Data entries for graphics
────────────────
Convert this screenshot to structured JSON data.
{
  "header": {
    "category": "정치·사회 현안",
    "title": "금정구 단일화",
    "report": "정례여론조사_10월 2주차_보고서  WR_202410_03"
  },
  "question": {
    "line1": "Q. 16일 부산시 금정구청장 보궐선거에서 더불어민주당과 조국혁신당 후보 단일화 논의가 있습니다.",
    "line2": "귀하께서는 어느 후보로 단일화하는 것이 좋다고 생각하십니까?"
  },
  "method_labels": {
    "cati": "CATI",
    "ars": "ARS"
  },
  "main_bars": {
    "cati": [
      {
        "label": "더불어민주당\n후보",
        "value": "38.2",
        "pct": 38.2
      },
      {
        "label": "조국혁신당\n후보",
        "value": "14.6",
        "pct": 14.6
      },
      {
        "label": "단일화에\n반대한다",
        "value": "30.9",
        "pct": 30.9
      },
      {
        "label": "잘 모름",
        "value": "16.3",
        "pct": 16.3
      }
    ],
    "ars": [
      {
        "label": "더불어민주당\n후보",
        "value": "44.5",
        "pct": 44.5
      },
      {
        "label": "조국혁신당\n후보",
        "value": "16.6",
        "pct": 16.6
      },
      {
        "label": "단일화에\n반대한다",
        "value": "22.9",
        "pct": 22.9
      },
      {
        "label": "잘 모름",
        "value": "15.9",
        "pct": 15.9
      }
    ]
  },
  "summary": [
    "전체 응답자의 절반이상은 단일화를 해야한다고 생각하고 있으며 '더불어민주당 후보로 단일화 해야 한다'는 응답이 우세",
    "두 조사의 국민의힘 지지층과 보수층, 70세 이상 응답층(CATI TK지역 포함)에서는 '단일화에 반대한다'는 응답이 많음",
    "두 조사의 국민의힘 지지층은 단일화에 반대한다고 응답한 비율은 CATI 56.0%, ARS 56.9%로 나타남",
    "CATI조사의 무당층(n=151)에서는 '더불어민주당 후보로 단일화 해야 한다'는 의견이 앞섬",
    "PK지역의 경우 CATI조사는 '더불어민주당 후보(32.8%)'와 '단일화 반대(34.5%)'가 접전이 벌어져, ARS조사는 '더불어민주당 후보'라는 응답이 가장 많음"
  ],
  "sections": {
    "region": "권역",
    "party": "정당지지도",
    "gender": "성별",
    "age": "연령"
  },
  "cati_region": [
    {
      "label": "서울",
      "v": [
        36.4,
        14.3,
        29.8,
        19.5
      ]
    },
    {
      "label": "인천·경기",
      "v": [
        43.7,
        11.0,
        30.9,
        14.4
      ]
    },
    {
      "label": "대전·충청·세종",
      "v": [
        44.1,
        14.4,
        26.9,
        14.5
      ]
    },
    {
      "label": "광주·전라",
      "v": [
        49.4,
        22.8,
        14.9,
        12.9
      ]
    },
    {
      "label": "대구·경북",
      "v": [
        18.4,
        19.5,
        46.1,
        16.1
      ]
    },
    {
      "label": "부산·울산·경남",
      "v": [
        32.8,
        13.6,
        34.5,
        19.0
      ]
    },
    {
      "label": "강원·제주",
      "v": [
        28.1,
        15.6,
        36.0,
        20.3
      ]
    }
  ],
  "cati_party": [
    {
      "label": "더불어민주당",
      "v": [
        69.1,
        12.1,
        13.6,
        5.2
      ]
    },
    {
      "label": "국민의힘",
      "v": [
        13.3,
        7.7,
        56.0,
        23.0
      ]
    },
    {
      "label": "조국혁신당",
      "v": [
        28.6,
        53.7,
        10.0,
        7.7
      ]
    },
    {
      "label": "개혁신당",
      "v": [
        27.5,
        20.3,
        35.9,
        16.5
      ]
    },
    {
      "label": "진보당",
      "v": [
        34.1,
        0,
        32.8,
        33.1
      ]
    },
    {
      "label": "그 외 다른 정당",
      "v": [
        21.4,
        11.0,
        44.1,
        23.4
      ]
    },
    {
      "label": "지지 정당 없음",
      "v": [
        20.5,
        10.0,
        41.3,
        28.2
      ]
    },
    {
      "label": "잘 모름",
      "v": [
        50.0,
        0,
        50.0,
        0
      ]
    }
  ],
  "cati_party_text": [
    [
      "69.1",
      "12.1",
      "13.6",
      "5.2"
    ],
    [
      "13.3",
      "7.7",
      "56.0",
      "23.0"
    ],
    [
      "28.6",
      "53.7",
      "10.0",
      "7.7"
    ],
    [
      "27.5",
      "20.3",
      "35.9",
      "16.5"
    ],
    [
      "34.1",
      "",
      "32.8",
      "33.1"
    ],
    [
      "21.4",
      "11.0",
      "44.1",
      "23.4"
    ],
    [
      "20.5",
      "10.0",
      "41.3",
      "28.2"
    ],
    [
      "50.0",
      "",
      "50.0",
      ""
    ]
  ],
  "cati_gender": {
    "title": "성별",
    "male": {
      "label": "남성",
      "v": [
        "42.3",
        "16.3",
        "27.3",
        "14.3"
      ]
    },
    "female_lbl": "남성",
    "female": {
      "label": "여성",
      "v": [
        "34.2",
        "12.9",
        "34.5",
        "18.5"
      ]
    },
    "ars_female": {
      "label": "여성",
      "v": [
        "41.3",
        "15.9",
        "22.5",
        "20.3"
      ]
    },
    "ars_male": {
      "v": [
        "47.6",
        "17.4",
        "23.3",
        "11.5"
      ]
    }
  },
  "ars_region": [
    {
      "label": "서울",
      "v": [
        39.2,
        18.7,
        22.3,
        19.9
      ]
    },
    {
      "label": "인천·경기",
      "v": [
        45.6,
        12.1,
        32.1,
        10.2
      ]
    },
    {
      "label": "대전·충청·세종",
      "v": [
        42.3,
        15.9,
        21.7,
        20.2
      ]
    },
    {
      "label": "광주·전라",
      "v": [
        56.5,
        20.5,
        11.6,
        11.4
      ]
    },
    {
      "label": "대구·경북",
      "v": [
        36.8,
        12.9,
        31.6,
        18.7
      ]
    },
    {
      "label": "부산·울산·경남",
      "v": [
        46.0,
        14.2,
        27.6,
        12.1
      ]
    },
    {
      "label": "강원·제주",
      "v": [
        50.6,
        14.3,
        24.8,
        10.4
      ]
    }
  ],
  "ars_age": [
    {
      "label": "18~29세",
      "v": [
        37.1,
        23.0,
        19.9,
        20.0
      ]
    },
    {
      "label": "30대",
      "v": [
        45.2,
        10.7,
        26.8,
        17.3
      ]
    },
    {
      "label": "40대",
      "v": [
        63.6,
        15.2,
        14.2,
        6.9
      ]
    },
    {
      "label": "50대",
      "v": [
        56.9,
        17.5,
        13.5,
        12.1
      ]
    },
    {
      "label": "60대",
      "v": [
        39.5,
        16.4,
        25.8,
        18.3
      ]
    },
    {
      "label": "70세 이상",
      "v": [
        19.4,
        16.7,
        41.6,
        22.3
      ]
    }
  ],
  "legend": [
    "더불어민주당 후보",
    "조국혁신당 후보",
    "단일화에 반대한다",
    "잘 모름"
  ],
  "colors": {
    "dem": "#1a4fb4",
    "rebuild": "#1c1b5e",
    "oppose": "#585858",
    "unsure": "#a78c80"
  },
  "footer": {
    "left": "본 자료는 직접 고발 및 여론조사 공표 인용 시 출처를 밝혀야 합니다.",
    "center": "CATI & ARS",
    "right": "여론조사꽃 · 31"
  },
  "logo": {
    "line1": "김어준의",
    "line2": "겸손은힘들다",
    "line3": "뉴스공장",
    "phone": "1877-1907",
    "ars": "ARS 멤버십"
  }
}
────────────────
> _Requirements_
Exactly reproduce all of the entries above.

> _The result_
Convert this screenshot to structured JSON data.
{
  "header": {
    "category": "정치·사회 현안",
    "title": "금정구 단일화",
    "report": "정례여론조사_10월 2주차_보고서  WR_202410_03"
  },
  "question": {
    "line1": "Q. 16일 부산시 금정구청장 보궐선거에서 더불어민주당과 조국혁신당 후보 단일화 논의가 있습니다.",
    "line2": "귀하께서는 어느 후보로 단일화하는 것이 좋다고 생각하십니까?"
  },
  "method_labels": {
    "cati": "CATI",
    "ars": "ARS"
  },
  "main_bars": {
    "cati": [
      {
        "label": "더불어민주당\n후보",
        "value": "38.2",
        "pct": 38.2
      },
      {
        "label": "조국혁신당\n후보",
        "value": "14.6",
        "pct": 14.6
      },
      {
        "label": "단일화에\n반대한다",
        "value": "30.9",
        "pct": 30.9
      },
      {
        "label": "잘 모름",
        "value": "16.3",
        "pct": 16.3
      }
    ],
    "ars": [
      {
        "label": "더불어민주당\n후보",
        "value": "44.5",
        "pct": 44.5
      },
      {
        "label": "조국혁신당\n후보",
        "value": "16.6",
        "pct": 16.6
      },
      {
        "label": "단일화에\n반대한다",
        "value": "22.9",
        "pct": 22.9
      },
      {
        "label": "잘 모름",
        "value": "15.9",
        "pct": 15.9
      }
    ]
  },
  "summary": [
    "전체 응답자의 절반이상은 단일화를 해야한다고 생각하고 있으며 '더불어민주당 후보로 단일화 해야 한다'는 응답이 우세",
    "두 조사의 국민의힘 지지층과 보수층, 70세 이상 응답층(CATI TK지역 포함)에서는 '단일화에 반대한다'는 응답이 많음",
    "두 조사의 국민의힘 지지층은 단일화에 반대한다고 응답한 비율은 CATI 56.0%, ARS 56.9%로 나타남",
    "CATI조사의 무당층(n=151)에서는 '더불어민주당 후보로 단일화 해야 한다'는 의견이 앞섬",
    "PK지역의 경우 CATI조사는 '더불어민주당 후보(32.8%)'와 '단일화 반대(34.5%)'가 접전이 벌어져, ARS조사는 '더불어민주당 후보'라는 응답이 가장 많음"
  ],
  "sections": {
    "region": "권역",
    "party": "정당지지도",
    "gender": "성별",
    "age": "연령"
  },
  "cati_region": [
    {
      "label": "서울",
      "v": [
        36.4,
        14.3,
        29.8,
        19.5
      ]
    },
    {
      "label": "인천·경기",
      "v": [
        43.7,
        11.0,
        30.9,
        14.4
      ]
    },
    {
      "label": "대전·충청·세종",
      "v": [
        44.1,
        14.4,
        26.9,
        14.5
      ]
    },
    {
      "label": "광주·전라",
      "v": [
        49.4,
        22.8,
        14.9,
        12.9
      ]
    },
    {
      "label": "대구·경북",
      "v": [
        18.4,
        19.5,
        46.1,
        16.1
      ]
    },
    {
      "label": "부산·울산·경남",
      "v": [
        32.8,
        13.6,
        34.5,
        19.0
      ]
    },
    {
      "label": "강원·제주",
      "v": [
        28.1,
        15.6,
        36.0,
        20.3
      ]
    }
  ],
  "cati_party": [
    {
      "label": "더불어민주당",
      "v": [
        69.1,
        12.1,
        13.6,
        5.2
      ]
    },
    {
      "label": "국민의힘",
      "v": [
        13.3,
        7.7,
        56.0,
        23.0
      ]
    },
    {
      "label": "조국혁신당",
      "v": [
        28.6,
        53.7,
        10.0,
        7.7
      ]
    },
    {
      "label": "개혁신당",
      "v": [
        27.5,
        20.3,
        35.9,
        16.5
      ]
    },
    {
      "label": "진보당",
      "v": [
        34.1,
        0,
        32.8,
        33.1
      ]
    },
    {
      "label": "그 외 다른 정당",
      "v": [
        21.4,
        11.0,
        44.1,
        23.4
      ]
    },
    {
      "label": "지지 정당 없음",
      "v": [
        20.5,
        10.0,
        41.3,
        28.2
      ]
    },
    {
      "label": "잘 모름",
      "v": [
        50.0,
        0,
        50.0,
        0
      ]
    }
  ],
  "cati_party_text": [
    [
      "69.1",
      "12.1",
      "13.6",
      "5.2"
    ],
    [
      "13.3",
      "7.7",
      "56.0",
      "23.0"
    ],
    [
      "28.6",
      "53.7",
      "10.0",
      "7.7"
    ],
    [
      "27.5",
      "20.3",
      "35.9",
      "16.5"
    ],
    [
      "34.1",
      "",
      "32.8",
      "33.1"
    ],
    [
      "21.4",
      "11.0",
      "44.1",
      "23.4"
    ],
    [
      "20.5",
      "10.0",
      "41.3",
      "28.2"
    ],
    [
      "50.0",
      "",
      "50.0",
      ""
    ]
  ],
  "cati_gender": {
    "title": "성별",
    "male": {
      "label": "남성",
      "v": [
        "42.3",
        "16.3",
        "27.3",
        "14.3"
      ]
    },
    "female_lbl": "남성",
    "female": {
      "label": "여성",
      "v": [
        "34.2",
        "12.9",
        "34.5",
        "18.5"
      ]
    },
    "ars_female": {
      "label": "여성",
      "v": [
        "41.3",
        "15.9",
        "22.5",
        "20.3"
      ]
    },
    "ars_male": {
      "v": [
        "47.6",
        "17.4",
        "23.3",
        "11.5"
      ]
    }
  },
  "ars_region": [
    {
      "label": "서울",
      "v": [
        39.2,
        18.7,
        22.3,
        19.9
      ]
    },
    {
      "label": "인천·경기",
      "v": [
        45.6,
        12.1,
        32.1,
        10.2
      ]
    },
    {
      "label": "대전·충청·세종",
      "v": [
        42.3,
        15.9,
        21.7,
        20.2
      ]
    },
    {
      "label": "광주·전라",
      "v": [
        56.5,
        20.5,
        11.6,
        11.4
      ]
    },
    {
      "label": "대구·경북",
      "v": [
        36.8,
        12.9,
        31.6,
        18.7
      ]
    },
    {
      "label": "부산·울산·경남",
      "v": [
        46.0,
        14.2,
        27.6,
        12.1
      ]
    },
    {
      "label": "강원·제주",
      "v": [
        50.6,
        14.3,
        24.8,
        10.4
      ]
    }
  ],
  "ars_age": [
    {
      "label": "18~29세",
      "v": [
        37.1,
        23.0,
        19.9,
        20.0
      ]
    },
    {
      "label": "30대",
      "v": [
        45.2,
        10.7,
        26.8,
        17.3
      ]
    },
    {
      "label": "40대",
      "v": [
        63.6,
        15.2,
        14.2,
        6.9
      ]
    },
    {
      "label": "50대",
      "v": [
        56.9,
        17.5,
        13.5,
        12.1
      ]
    },
    {
      "label": "60대",
      "v": [
        39.5,
        16.4,
        25.8,
        18.3
      ]
    },
    {
      "label": "70세 이상",
      "v": [
        19.4,
        16.7,
        41.6,
        22.3
      ]
    }
  ],
  "legend": [
    "더불어민주당 후보",
    "조국혁신당 후보",
    "단일화에 반대한다",
    "잘 모름"
  ],
  "colors": {
    "dem": "#1a4fb4",
    "rebuild": "#1c1b5e",
    "oppose": "#585858",
    "unsure": "#a78c80"
  },
  "footer": {
    "left": "본 자료는 직접 고발 및 여론조사 공표 인용 시 출처를 밝혀야 합니다.",
    "center": "CATI & ARS",
    "right": "여론조사꽃 · 31"
  },
  "logo": {
    "line1": "김어준의",
    "line2": "겸손은힘들다",
    "line3": "뉴스공장",
    "phone": "1877-1907",
    "ars": "ARS 멤버십"
  }
}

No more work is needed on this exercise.